:: Your goal ::
Identify all lines in the data containing the string "maximum". Copy them out.

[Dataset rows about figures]
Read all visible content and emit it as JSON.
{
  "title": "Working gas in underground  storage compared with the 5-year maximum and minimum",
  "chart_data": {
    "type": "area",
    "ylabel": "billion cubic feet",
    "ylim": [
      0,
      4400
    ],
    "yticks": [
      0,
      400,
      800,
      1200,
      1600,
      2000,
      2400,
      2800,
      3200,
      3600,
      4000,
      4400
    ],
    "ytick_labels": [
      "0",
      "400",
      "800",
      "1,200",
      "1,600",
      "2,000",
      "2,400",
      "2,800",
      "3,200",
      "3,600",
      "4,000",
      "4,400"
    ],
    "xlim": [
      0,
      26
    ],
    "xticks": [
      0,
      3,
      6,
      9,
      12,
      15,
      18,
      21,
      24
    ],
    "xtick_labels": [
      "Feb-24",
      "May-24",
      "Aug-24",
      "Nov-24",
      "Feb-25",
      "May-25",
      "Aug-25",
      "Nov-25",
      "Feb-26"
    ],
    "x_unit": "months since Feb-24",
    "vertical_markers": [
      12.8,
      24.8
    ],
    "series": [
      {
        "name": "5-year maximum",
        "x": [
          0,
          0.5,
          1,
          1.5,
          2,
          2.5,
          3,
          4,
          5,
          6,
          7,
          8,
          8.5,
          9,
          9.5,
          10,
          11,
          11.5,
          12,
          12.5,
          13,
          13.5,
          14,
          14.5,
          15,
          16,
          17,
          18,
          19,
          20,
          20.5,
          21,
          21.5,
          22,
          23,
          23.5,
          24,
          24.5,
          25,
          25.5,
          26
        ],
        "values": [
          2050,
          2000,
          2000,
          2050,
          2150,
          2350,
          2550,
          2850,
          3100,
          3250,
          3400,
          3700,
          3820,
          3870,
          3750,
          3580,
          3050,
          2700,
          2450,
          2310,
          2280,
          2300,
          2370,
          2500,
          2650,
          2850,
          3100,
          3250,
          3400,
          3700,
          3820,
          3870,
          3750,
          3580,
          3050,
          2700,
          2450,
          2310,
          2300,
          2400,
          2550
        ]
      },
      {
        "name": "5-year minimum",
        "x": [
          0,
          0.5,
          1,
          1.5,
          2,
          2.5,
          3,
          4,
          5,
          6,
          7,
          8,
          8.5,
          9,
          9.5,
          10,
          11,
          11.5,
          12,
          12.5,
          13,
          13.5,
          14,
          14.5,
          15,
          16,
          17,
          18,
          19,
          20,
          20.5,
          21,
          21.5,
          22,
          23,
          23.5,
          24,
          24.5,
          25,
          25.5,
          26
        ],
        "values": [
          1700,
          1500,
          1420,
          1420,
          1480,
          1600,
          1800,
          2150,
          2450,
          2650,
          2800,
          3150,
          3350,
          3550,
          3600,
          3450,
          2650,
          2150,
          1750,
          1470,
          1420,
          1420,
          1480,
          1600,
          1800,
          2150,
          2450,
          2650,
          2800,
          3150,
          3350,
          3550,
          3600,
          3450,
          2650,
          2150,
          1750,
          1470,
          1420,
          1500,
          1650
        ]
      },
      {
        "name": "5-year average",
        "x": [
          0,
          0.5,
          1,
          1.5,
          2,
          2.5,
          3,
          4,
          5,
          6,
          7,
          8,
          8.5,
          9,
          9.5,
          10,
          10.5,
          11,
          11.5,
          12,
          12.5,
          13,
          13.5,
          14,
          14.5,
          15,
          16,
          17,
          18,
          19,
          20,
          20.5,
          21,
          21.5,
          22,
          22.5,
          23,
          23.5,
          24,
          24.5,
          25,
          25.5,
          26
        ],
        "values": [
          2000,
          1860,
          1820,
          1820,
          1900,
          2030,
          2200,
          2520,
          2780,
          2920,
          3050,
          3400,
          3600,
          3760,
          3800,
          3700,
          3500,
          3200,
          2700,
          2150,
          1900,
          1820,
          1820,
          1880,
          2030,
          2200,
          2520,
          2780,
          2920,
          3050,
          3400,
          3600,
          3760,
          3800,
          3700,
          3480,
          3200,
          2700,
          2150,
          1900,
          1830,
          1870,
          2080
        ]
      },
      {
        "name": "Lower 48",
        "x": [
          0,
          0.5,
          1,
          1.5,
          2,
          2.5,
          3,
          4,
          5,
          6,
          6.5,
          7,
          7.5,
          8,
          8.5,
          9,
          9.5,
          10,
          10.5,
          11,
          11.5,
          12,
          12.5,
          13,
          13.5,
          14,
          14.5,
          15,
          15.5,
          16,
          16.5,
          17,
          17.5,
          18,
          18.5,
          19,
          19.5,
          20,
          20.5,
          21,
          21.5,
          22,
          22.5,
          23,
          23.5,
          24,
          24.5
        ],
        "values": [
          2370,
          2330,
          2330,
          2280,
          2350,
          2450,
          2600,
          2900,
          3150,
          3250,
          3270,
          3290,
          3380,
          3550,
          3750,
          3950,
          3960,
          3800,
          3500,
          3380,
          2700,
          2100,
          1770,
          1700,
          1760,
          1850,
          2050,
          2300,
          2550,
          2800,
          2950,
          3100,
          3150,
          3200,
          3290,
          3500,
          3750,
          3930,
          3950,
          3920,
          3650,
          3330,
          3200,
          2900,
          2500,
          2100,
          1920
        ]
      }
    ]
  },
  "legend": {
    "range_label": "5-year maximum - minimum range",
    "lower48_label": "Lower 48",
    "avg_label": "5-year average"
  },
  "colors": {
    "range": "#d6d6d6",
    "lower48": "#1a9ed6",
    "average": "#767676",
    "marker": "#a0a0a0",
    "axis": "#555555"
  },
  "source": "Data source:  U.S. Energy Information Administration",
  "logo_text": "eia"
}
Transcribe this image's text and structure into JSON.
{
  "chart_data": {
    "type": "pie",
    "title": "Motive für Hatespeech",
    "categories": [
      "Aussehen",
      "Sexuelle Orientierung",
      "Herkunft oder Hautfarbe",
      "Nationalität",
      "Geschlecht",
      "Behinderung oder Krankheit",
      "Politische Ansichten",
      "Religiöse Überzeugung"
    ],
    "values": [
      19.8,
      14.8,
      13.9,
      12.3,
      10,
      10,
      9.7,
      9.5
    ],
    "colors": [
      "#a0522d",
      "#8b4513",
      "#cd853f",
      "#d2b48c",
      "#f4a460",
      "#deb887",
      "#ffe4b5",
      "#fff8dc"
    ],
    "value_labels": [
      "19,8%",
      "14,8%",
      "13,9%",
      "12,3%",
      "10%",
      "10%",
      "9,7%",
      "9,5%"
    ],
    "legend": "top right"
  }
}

:: Complete answer ::
  "title": "Working gas in underground  storage compared with the 5-year maximum and minimum",
        "name": "5-year maximum",
    "range_label": "5-year maximum - minimum range",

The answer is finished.